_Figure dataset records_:
* * *

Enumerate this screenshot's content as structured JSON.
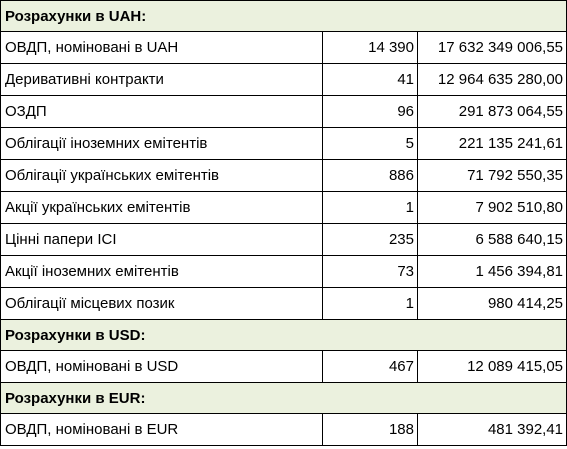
{
  "sections": [
    {
      "title": "Розрахунки в UAH:",
      "rows": [
        {
          "name": "ОВДП, номіновані в UAH",
          "count": "14 390",
          "amount": "17 632 349 006,55"
        },
        {
          "name": "Деривативні контракти",
          "count": "41",
          "amount": "12 964 635 280,00"
        },
        {
          "name": "ОЗДП",
          "count": "96",
          "amount": "291 873 064,55"
        },
        {
          "name": "Облігації іноземних емітентів",
          "count": "5",
          "amount": "221 135 241,61"
        },
        {
          "name": "Облігації українських емітентів",
          "count": "886",
          "amount": "71 792 550,35"
        },
        {
          "name": "Акції українських емітентів",
          "count": "1",
          "amount": "7 902 510,80"
        },
        {
          "name": "Цінні папери ІСІ",
          "count": "235",
          "amount": "6 588 640,15"
        },
        {
          "name": "Акції іноземних емітентів",
          "count": "73",
          "amount": "1 456 394,81"
        },
        {
          "name": "Облігації місцевих позик",
          "count": "1",
          "amount": "980 414,25"
        }
      ]
    },
    {
      "title": "Розрахунки в USD:",
      "rows": [
        {
          "name": "ОВДП, номіновані в USD",
          "count": "467",
          "amount": "12 089 415,05"
        }
      ]
    },
    {
      "title": "Розрахунки в EUR:",
      "rows": [
        {
          "name": "ОВДП, номіновані в EUR",
          "count": "188",
          "amount": "481 392,41"
        }
      ]
    }
  ]
}
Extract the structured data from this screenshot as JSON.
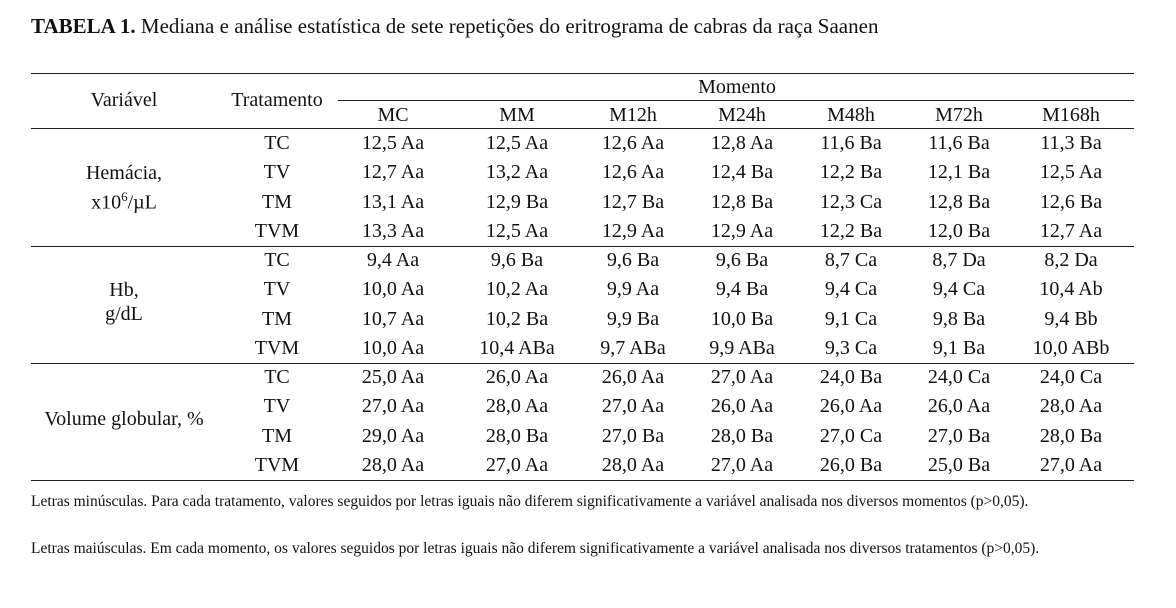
{
  "title": {
    "label": "TABELA 1.",
    "text": "Mediana e análise estatística de sete repetições do eritrograma de cabras da raça Saanen"
  },
  "header": {
    "variavel": "Variável",
    "tratamento": "Tratamento",
    "momento": "Momento",
    "moments": [
      "MC",
      "MM",
      "M12h",
      "M24h",
      "M48h",
      "M72h",
      "M168h"
    ]
  },
  "groups": [
    {
      "variable_line1": "Hemácia,",
      "variable_line2_prefix": "x10",
      "variable_line2_sup": "6",
      "variable_line2_suffix": "/µL",
      "rows": [
        {
          "treatment": "TC",
          "values": [
            "12,5 Aa",
            "12,5 Aa",
            "12,6 Aa",
            "12,8 Aa",
            "11,6 Ba",
            "11,6 Ba",
            "11,3 Ba"
          ]
        },
        {
          "treatment": "TV",
          "values": [
            "12,7 Aa",
            "13,2 Aa",
            "12,6 Aa",
            "12,4 Ba",
            "12,2 Ba",
            "12,1 Ba",
            "12,5 Aa"
          ]
        },
        {
          "treatment": "TM",
          "values": [
            "13,1 Aa",
            "12,9 Ba",
            "12,7 Ba",
            "12,8 Ba",
            "12,3 Ca",
            "12,8 Ba",
            "12,6 Ba"
          ]
        },
        {
          "treatment": "TVM",
          "values": [
            "13,3 Aa",
            "12,5 Aa",
            "12,9 Aa",
            "12,9 Aa",
            "12,2 Ba",
            "12,0 Ba",
            "12,7 Aa"
          ]
        }
      ]
    },
    {
      "variable_line1": "Hb,",
      "variable_line2": "g/dL",
      "rows": [
        {
          "treatment": "TC",
          "values": [
            "9,4 Aa",
            "9,6 Ba",
            "9,6 Ba",
            "9,6 Ba",
            "8,7 Ca",
            "8,7 Da",
            "8,2 Da"
          ]
        },
        {
          "treatment": "TV",
          "values": [
            "10,0 Aa",
            "10,2 Aa",
            "9,9 Aa",
            "9,4 Ba",
            "9,4 Ca",
            "9,4 Ca",
            "10,4 Ab"
          ]
        },
        {
          "treatment": "TM",
          "values": [
            "10,7 Aa",
            "10,2 Ba",
            "9,9 Ba",
            "10,0 Ba",
            "9,1 Ca",
            "9,8 Ba",
            "9,4 Bb"
          ]
        },
        {
          "treatment": "TVM",
          "values": [
            "10,0 Aa",
            "10,4 ABa",
            "9,7 ABa",
            "9,9 ABa",
            "9,3 Ca",
            "9,1 Ba",
            "10,0 ABb"
          ]
        }
      ]
    },
    {
      "variable_line1": "Volume globular, %",
      "rows": [
        {
          "treatment": "TC",
          "values": [
            "25,0 Aa",
            "26,0 Aa",
            "26,0 Aa",
            "27,0 Aa",
            "24,0 Ba",
            "24,0 Ca",
            "24,0 Ca"
          ]
        },
        {
          "treatment": "TV",
          "values": [
            "27,0 Aa",
            "28,0 Aa",
            "27,0 Aa",
            "26,0 Aa",
            "26,0 Aa",
            "26,0 Aa",
            "28,0 Aa"
          ]
        },
        {
          "treatment": "TM",
          "values": [
            "29,0 Aa",
            "28,0 Ba",
            "27,0 Ba",
            "28,0 Ba",
            "27,0 Ca",
            "27,0 Ba",
            "28,0 Ba"
          ]
        },
        {
          "treatment": "TVM",
          "values": [
            "28,0 Aa",
            "27,0 Aa",
            "28,0 Aa",
            "27,0 Aa",
            "26,0 Ba",
            "25,0 Ba",
            "27,0 Aa"
          ]
        }
      ]
    }
  ],
  "notes": [
    "Letras minúsculas. Para cada tratamento, valores seguidos por letras iguais não diferem significativamente a variável analisada nos diversos momentos (p>0,05).",
    "Letras maiúsculas. Em cada momento, os valores seguidos por letras iguais não diferem significativamente a variável analisada nos diversos tratamentos (p>0,05)."
  ]
}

* * *

_EXERCISE_:
In your copy, leave out the pictures and reproduce the material above exactly.

_RESULT OF THIS EXERCISE_:
Enumerate this screenshot's content as structured JSON.
{
  "sections": [
    {
      "title": "Розрахунки в UAH:",
      "rows": [
        {
          "name": "ОВДП, номіновані в UAH",
          "count": "14 390",
          "amount": "17 632 349 006,55"
        },
        {
          "name": "Деривативні контракти",
          "count": "41",
          "amount": "12 964 635 280,00"
        },
        {
          "name": "ОЗДП",
          "count": "96",
          "amount": "291 873 064,55"
        },
        {
          "name": "Облігації іноземних емітентів",
          "count": "5",
          "amount": "221 135 241,61"
        },
        {
          "name": "Облігації українських емітентів",
          "count": "886",
          "amount": "71 792 550,35"
        },
        {
          "name": "Акції українських емітентів",
          "count": "1",
          "amount": "7 902 510,80"
        },
        {
          "name": "Цінні папери ІСІ",
          "count": "235",
          "amount": "6 588 640,15"
        },
        {
          "name": "Акції іноземних емітентів",
          "count": "73",
          "amount": "1 456 394,81"
        },
        {
          "name": "Облігації місцевих позик",
          "count": "1",
          "amount": "980 414,25"
        }
      ]
    },
    {
      "title": "Розрахунки в USD:",
      "rows": [
        {
          "name": "ОВДП, номіновані в USD",
          "count": "467",
          "amount": "12 089 415,05"
        }
      ]
    },
    {
      "title": "Розрахунки в EUR:",
      "rows": [
        {
          "name": "ОВДП, номіновані в EUR",
          "count": "188",
          "amount": "481 392,41"
        }
      ]
    }
  ]
}
Extract the structured data from this screenshot as JSON.
{
  "title": {
    "label": "TABELA 1.",
    "text": "Mediana e análise estatística de sete repetições do eritrograma de cabras da raça Saanen"
  },
  "header": {
    "variavel": "Variável",
    "tratamento": "Tratamento",
    "momento": "Momento",
    "moments": [
      "MC",
      "MM",
      "M12h",
      "M24h",
      "M48h",
      "M72h",
      "M168h"
    ]
  },
  "groups": [
    {
      "variable_line1": "Hemácia,",
      "variable_line2_prefix": "x10",
      "variable_line2_sup": "6",
      "variable_line2_suffix": "/µL",
      "rows": [
        {
          "treatment": "TC",
          "values": [
            "12,5 Aa",
            "12,5 Aa",
            "12,6 Aa",
            "12,8 Aa",
            "11,6 Ba",
            "11,6 Ba",
            "11,3 Ba"
          ]
        },
        {
          "treatment": "TV",
          "values": [
            "12,7 Aa",
            "13,2 Aa",
            "12,6 Aa",
            "12,4 Ba",
            "12,2 Ba",
            "12,1 Ba",
            "12,5 Aa"
          ]
        },
        {
          "treatment": "TM",
          "values": [
            "13,1 Aa",
            "12,9 Ba",
            "12,7 Ba",
            "12,8 Ba",
            "12,3 Ca",
            "12,8 Ba",
            "12,6 Ba"
          ]
        },
        {
          "treatment": "TVM",
          "values": [
            "13,3 Aa",
            "12,5 Aa",
            "12,9 Aa",
            "12,9 Aa",
            "12,2 Ba",
            "12,0 Ba",
            "12,7 Aa"
          ]
        }
      ]
    },
    {
      "variable_line1": "Hb,",
      "variable_line2": "g/dL",
      "rows": [
        {
          "treatment": "TC",
          "values": [
            "9,4 Aa",
            "9,6 Ba",
            "9,6 Ba",
            "9,6 Ba",
            "8,7 Ca",
            "8,7 Da",
            "8,2 Da"
          ]
        },
        {
          "treatment": "TV",
          "values": [
            "10,0 Aa",
            "10,2 Aa",
            "9,9 Aa",
            "9,4 Ba",
            "9,4 Ca",
            "9,4 Ca",
            "10,4 Ab"
          ]
        },
        {
          "treatment": "TM",
          "values": [
            "10,7 Aa",
            "10,2 Ba",
            "9,9 Ba",
            "10,0 Ba",
            "9,1 Ca",
            "9,8 Ba",
            "9,4 Bb"
          ]
        },
        {
          "treatment": "TVM",
          "values": [
            "10,0 Aa",
            "10,4 ABa",
            "9,7 ABa",
            "9,9 ABa",
            "9,3 Ca",
            "9,1 Ba",
            "10,0 ABb"
          ]
        }
      ]
    },
    {
      "variable_line1": "Volume globular, %",
      "rows": [
        {
          "treatment": "TC",
          "values": [
            "25,0 Aa",
            "26,0 Aa",
            "26,0 Aa",
            "27,0 Aa",
            "24,0 Ba",
            "24,0 Ca",
            "24,0 Ca"
          ]
        },
        {
          "treatment": "TV",
          "values": [
            "27,0 Aa",
            "28,0 Aa",
            "27,0 Aa",
            "26,0 Aa",
            "26,0 Aa",
            "26,0 Aa",
            "28,0 Aa"
          ]
        },
        {
          "treatment": "TM",
          "values": [
            "29,0 Aa",
            "28,0 Ba",
            "27,0 Ba",
            "28,0 Ba",
            "27,0 Ca",
            "27,0 Ba",
            "28,0 Ba"
          ]
        },
        {
          "treatment": "TVM",
          "values": [
            "28,0 Aa",
            "27,0 Aa",
            "28,0 Aa",
            "27,0 Aa",
            "26,0 Ba",
            "25,0 Ba",
            "27,0 Aa"
          ]
        }
      ]
    }
  ],
  "notes": [
    "Letras minúsculas. Para cada tratamento, valores seguidos por letras iguais não diferem significativamente a variável analisada nos diversos momentos (p>0,05).",
    "Letras maiúsculas. Em cada momento, os valores seguidos por letras iguais não diferem significativamente a variável analisada nos diversos tratamentos (p>0,05)."
  ]
}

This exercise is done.